> [Exercise task] What follows is a set of records, each of which is to be written out exactly.

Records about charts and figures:
* BEGIN *
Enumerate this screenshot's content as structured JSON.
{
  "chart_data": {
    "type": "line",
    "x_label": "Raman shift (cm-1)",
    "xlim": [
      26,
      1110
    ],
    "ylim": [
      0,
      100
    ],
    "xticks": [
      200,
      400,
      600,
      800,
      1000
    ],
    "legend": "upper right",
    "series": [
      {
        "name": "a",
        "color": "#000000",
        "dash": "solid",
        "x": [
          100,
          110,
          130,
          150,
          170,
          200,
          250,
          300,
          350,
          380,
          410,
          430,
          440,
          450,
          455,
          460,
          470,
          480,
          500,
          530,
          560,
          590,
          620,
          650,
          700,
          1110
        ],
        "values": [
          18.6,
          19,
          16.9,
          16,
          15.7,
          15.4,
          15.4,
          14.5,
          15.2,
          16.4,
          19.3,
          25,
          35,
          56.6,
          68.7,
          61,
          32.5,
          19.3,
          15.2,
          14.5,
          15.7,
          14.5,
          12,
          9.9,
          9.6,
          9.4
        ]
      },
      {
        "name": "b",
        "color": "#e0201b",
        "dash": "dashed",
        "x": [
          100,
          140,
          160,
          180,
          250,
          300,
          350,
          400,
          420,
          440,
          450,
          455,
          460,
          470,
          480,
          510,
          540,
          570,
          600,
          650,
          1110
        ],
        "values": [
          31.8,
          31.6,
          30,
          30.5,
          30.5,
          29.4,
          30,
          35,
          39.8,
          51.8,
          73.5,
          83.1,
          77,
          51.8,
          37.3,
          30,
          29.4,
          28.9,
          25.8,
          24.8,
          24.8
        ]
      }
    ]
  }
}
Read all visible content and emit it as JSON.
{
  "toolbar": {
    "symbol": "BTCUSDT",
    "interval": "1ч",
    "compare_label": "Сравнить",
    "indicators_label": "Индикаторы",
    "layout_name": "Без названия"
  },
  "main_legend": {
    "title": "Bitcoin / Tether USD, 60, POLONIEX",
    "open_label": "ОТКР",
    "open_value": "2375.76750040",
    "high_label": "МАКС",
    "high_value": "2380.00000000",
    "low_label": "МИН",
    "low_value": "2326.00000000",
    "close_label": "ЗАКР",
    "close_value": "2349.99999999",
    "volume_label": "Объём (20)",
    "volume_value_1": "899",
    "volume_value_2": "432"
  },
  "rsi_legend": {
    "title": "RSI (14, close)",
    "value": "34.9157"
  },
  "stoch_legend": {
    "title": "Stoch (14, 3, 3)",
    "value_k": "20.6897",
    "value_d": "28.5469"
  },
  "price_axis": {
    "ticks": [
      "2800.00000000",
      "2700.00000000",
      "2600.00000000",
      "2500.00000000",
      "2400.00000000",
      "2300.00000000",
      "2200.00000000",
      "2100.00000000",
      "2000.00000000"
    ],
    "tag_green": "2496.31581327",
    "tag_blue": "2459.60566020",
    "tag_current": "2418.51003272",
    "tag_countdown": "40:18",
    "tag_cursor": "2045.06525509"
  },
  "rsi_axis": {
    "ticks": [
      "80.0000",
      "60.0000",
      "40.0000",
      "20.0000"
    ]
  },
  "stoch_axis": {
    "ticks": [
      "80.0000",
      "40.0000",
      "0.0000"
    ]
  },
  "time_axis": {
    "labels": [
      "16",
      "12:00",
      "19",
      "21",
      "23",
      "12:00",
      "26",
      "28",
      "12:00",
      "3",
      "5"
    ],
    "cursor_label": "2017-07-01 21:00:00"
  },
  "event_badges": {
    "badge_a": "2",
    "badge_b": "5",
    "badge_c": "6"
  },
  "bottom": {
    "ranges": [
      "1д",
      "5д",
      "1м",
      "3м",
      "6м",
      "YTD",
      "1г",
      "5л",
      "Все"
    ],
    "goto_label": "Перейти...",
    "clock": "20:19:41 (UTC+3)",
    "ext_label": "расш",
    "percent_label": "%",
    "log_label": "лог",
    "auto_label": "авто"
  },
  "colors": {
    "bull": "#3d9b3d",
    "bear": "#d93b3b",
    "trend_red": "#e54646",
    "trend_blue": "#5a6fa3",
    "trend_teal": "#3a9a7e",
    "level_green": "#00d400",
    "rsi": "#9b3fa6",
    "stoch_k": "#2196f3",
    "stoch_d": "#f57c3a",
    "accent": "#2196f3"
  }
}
* END *
> [Reply]
Enumerate this screenshot's content as structured JSON.
{
  "chart_data": {
    "type": "line",
    "x_label": "Raman shift (cm-1)",
    "xlim": [
      26,
      1110
    ],
    "ylim": [
      0,
      100
    ],
    "xticks": [
      200,
      400,
      600,
      800,
      1000
    ],
    "legend": "upper right",
    "series": [
      {
        "name": "a",
        "color": "#000000",
        "dash": "solid",
        "x": [
          100,
          110,
          130,
          150,
          170,
          200,
          250,
          300,
          350,
          380,
          410,
          430,
          440,
          450,
          455,
          460,
          470,
          480,
          500,
          530,
          560,
          590,
          620,
          650,
          700,
          1110
        ],
        "values": [
          18.6,
          19,
          16.9,
          16,
          15.7,
          15.4,
          15.4,
          14.5,
          15.2,
          16.4,
          19.3,
          25,
          35,
          56.6,
          68.7,
          61,
          32.5,
          19.3,
          15.2,
          14.5,
          15.7,
          14.5,
          12,
          9.9,
          9.6,
          9.4
        ]
      },
      {
        "name": "b",
        "color": "#e0201b",
        "dash": "dashed",
        "x": [
          100,
          140,
          160,
          180,
          250,
          300,
          350,
          400,
          420,
          440,
          450,
          455,
          460,
          470,
          480,
          510,
          540,
          570,
          600,
          650,
          1110
        ],
        "values": [
          31.8,
          31.6,
          30,
          30.5,
          30.5,
          29.4,
          30,
          35,
          39.8,
          51.8,
          73.5,
          83.1,
          77,
          51.8,
          37.3,
          30,
          29.4,
          28.9,
          25.8,
          24.8,
          24.8
        ]
      }
    ]
  }
}
Read all visible content and emit it as JSON.
{
  "toolbar": {
    "symbol": "BTCUSDT",
    "interval": "1ч",
    "compare_label": "Сравнить",
    "indicators_label": "Индикаторы",
    "layout_name": "Без названия"
  },
  "main_legend": {
    "title": "Bitcoin / Tether USD, 60, POLONIEX",
    "open_label": "ОТКР",
    "open_value": "2375.76750040",
    "high_label": "МАКС",
    "high_value": "2380.00000000",
    "low_label": "МИН",
    "low_value": "2326.00000000",
    "close_label": "ЗАКР",
    "close_value": "2349.99999999",
    "volume_label": "Объём (20)",
    "volume_value_1": "899",
    "volume_value_2": "432"
  },
  "rsi_legend": {
    "title": "RSI (14, close)",
    "value": "34.9157"
  },
  "stoch_legend": {
    "title": "Stoch (14, 3, 3)",
    "value_k": "20.6897",
    "value_d": "28.5469"
  },
  "price_axis": {
    "ticks": [
      "2800.00000000",
      "2700.00000000",
      "2600.00000000",
      "2500.00000000",
      "2400.00000000",
      "2300.00000000",
      "2200.00000000",
      "2100.00000000",
      "2000.00000000"
    ],
    "tag_green": "2496.31581327",
    "tag_blue": "2459.60566020",
    "tag_current": "2418.51003272",
    "tag_countdown": "40:18",
    "tag_cursor": "2045.06525509"
  },
  "rsi_axis": {
    "ticks": [
      "80.0000",
      "60.0000",
      "40.0000",
      "20.0000"
    ]
  },
  "stoch_axis": {
    "ticks": [
      "80.0000",
      "40.0000",
      "0.0000"
    ]
  },
  "time_axis": {
    "labels": [
      "16",
      "12:00",
      "19",
      "21",
      "23",
      "12:00",
      "26",
      "28",
      "12:00",
      "3",
      "5"
    ],
    "cursor_label": "2017-07-01 21:00:00"
  },
  "event_badges": {
    "badge_a": "2",
    "badge_b": "5",
    "badge_c": "6"
  },
  "bottom": {
    "ranges": [
      "1д",
      "5д",
      "1м",
      "3м",
      "6м",
      "YTD",
      "1г",
      "5л",
      "Все"
    ],
    "goto_label": "Перейти...",
    "clock": "20:19:41 (UTC+3)",
    "ext_label": "расш",
    "percent_label": "%",
    "log_label": "лог",
    "auto_label": "авто"
  },
  "colors": {
    "bull": "#3d9b3d",
    "bear": "#d93b3b",
    "trend_red": "#e54646",
    "trend_blue": "#5a6fa3",
    "trend_teal": "#3a9a7e",
    "level_green": "#00d400",
    "rsi": "#9b3fa6",
    "stoch_k": "#2196f3",
    "stoch_d": "#f57c3a",
    "accent": "#2196f3"
  }
}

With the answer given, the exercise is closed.